_EXERCISE BRIEF_.
Every line of the listing must be reproduced as it stands. Leave the images behind.

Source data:
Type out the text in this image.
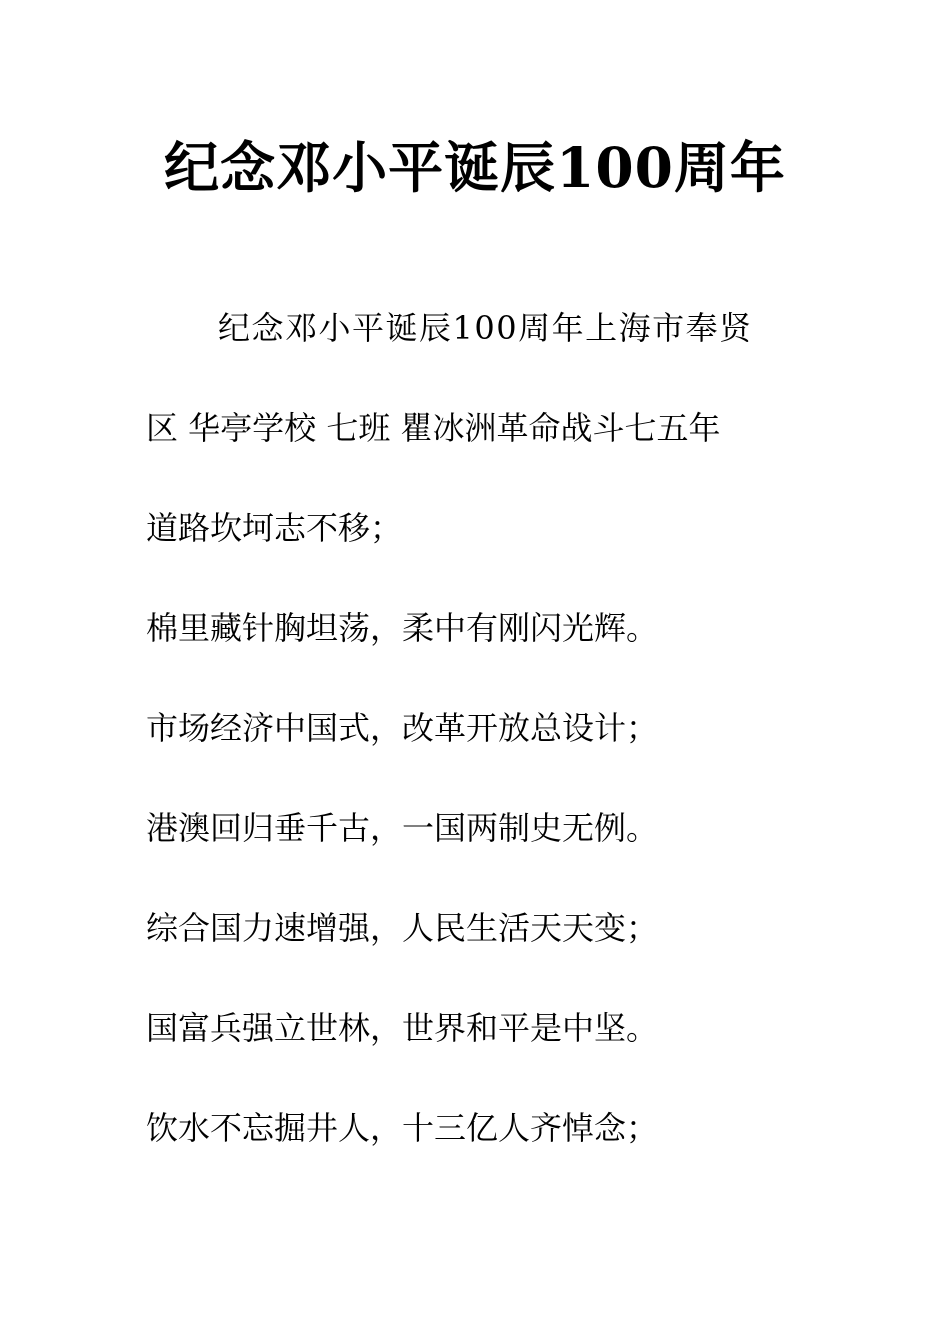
纪念邓小平诞辰100周年
纪念邓小平诞辰100周年上海市奉贤
区 华亭学校 七班 瞿冰洲革命战斗七五年
道路坎坷志不移；
棉里藏针胸坦荡，柔中有刚闪光辉。
市场经济中国式，改革开放总设计；
港澳回归垂千古，一国两制史无例。
综合国力速增强，人民生活天天变；
国富兵强立世林，世界和平是中坚。
饮水不忘掘井人，十三亿人齐悼念；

_EXERCISE OUTPUT_.
Type out the text in this image.
纪念邓小平诞辰100周年
纪念邓小平诞辰100周年上海市奉贤
区 华亭学校 七班 瞿冰洲革命战斗七五年
道路坎坷志不移；
棉里藏针胸坦荡，柔中有刚闪光辉。
市场经济中国式，改革开放总设计；
港澳回归垂千古，一国两制史无例。
综合国力速增强，人民生活天天变；
国富兵强立世林，世界和平是中坚。
饮水不忘掘井人，十三亿人齐悼念；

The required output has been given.